__Source document__

--- START ---

I must be waking up in the middle of the night and marching, zombie-like, with hordes of my colleagues to hatch evil schemes. No wonder I'm so tired all the time.
Of course, it's exhausting being omnipotent. Yet, if I'm omnipotent, why does it take so much effort to get out of bed in the morning? It must be all that brain work. Remember how the pigs in Animal Farm needed to eat all the apples to support their brain work? It's the same here, except we don't actually get the apples. I learn a lot reading Post editorials:
De Blasio has served as Mulgrew’s cat’s-paw since Day 1. Notably, the union boss set the absurd “3 percent rule” the mayor cited in closing the schools last week.Empowering though that may be, it's also absolutely false. The 3% number came from the mayor, not the UFT. It's unfortunate that the Post editorial board can't be bothered to vet its figures. They're not alone in right wing media. Sean Hannity just made the bold admission that he can't be bothered vetting stories either. I guess if you're committed to tell the truth, it's harder to get people to support demagogues like Trump, Giuliani or Bloomberg.
De Blasio has also asked “how high?” when Mulgrew ordered him to jump on other issues: Union cries of a teachers shortage, for example, has now left the city with 4,500 teachers it doesn’t need, since virtual learning doesn’t require as many instructors, the Empire Center notes.

--- END ---

__Exercise requirements__
According to the commentary on the Post editorial, who set the 3 percent number used to close the schools?

__Given information__

--- START ---

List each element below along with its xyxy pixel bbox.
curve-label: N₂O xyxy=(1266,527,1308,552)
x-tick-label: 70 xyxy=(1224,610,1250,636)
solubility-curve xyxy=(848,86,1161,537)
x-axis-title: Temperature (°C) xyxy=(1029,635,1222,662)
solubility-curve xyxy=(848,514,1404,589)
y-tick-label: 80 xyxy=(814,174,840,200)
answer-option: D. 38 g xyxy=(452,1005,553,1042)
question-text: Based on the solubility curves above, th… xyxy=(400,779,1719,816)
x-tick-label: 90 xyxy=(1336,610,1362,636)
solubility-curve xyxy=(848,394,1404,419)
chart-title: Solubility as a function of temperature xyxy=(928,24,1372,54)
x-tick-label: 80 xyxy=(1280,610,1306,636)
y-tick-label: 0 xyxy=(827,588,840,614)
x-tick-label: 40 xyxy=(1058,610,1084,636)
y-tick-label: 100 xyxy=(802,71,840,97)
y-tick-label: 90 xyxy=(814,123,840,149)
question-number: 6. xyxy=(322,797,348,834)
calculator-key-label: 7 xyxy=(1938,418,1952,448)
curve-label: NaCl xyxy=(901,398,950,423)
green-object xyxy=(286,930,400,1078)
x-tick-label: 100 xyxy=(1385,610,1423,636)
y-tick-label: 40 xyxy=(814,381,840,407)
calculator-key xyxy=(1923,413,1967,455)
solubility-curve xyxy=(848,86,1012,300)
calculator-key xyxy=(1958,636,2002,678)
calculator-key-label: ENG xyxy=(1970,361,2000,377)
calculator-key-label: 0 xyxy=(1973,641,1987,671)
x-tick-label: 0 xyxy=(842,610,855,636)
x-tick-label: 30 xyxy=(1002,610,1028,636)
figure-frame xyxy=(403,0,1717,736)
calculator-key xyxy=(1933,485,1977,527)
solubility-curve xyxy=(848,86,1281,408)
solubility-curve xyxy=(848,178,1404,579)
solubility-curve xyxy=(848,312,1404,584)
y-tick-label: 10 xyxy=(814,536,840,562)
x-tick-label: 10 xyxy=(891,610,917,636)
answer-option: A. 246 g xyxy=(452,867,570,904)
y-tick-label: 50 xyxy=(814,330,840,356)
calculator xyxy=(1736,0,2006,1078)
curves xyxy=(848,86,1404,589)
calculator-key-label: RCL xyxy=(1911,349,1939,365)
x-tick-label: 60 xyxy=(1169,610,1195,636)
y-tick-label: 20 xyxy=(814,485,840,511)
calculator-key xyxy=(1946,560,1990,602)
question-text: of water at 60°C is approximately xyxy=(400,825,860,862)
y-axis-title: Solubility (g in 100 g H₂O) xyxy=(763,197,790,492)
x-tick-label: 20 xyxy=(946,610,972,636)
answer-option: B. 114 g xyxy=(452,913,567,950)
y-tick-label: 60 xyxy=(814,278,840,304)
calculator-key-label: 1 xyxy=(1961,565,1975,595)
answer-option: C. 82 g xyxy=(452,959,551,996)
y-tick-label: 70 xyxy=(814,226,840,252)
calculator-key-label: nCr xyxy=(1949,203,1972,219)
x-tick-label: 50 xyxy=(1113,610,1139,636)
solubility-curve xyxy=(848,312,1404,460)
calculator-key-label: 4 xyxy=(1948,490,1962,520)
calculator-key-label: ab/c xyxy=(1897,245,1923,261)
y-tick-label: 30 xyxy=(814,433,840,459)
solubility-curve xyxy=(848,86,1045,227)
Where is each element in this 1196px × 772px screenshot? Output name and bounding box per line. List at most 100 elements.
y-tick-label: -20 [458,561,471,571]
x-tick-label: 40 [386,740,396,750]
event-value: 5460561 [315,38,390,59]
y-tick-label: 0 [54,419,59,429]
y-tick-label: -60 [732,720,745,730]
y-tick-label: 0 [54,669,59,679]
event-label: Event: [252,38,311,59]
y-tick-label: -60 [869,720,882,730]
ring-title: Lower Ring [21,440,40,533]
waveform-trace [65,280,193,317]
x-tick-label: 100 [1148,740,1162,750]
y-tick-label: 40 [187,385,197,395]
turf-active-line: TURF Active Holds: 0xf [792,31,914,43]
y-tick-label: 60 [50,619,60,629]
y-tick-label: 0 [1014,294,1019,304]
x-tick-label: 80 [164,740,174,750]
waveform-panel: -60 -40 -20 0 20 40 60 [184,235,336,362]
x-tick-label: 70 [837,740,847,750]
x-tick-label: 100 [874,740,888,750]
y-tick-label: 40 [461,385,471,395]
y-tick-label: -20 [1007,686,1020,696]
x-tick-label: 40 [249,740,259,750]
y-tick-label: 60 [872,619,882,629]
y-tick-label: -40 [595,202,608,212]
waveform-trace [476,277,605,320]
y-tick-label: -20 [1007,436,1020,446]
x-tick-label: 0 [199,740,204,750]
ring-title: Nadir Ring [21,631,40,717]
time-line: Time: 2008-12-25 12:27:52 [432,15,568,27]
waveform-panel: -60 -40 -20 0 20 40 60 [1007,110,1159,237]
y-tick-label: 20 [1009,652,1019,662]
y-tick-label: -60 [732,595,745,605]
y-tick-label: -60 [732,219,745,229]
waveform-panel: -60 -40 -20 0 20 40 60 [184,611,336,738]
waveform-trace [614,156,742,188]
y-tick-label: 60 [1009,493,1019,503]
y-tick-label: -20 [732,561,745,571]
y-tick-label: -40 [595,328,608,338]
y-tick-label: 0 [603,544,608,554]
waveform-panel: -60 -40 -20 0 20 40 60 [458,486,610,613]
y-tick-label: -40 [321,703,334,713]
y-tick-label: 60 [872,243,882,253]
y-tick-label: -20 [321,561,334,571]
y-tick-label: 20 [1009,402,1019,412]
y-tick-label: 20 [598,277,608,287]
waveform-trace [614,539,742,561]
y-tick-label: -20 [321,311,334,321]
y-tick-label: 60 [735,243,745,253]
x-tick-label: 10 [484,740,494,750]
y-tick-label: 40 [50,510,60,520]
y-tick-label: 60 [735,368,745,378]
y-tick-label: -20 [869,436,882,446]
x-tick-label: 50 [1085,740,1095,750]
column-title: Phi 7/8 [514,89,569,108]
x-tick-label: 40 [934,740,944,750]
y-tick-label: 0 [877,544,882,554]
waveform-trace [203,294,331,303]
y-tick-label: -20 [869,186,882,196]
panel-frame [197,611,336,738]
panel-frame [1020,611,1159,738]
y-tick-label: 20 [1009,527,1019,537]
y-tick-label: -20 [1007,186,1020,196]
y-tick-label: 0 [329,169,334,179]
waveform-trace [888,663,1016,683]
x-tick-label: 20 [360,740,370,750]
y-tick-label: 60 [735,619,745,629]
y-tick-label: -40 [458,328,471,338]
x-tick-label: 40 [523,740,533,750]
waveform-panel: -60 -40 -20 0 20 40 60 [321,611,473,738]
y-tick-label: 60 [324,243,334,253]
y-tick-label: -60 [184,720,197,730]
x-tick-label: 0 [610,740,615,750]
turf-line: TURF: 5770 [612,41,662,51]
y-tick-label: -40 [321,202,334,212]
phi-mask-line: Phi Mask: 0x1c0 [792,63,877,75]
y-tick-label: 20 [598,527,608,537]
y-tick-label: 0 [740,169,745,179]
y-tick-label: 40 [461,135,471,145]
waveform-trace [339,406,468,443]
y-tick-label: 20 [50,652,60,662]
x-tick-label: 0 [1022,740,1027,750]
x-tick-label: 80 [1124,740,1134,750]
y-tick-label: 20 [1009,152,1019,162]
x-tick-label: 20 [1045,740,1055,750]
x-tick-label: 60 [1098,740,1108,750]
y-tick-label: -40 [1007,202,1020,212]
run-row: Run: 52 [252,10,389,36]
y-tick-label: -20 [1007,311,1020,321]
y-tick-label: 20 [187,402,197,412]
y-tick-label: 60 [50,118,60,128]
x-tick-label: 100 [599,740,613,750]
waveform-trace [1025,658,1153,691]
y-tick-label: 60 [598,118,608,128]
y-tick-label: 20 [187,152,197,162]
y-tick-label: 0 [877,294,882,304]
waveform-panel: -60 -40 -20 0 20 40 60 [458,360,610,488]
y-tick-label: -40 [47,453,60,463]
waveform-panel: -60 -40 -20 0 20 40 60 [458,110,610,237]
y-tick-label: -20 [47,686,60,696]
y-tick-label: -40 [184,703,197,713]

--- END ---

__Worked solution__
The mayor did, not the UFT.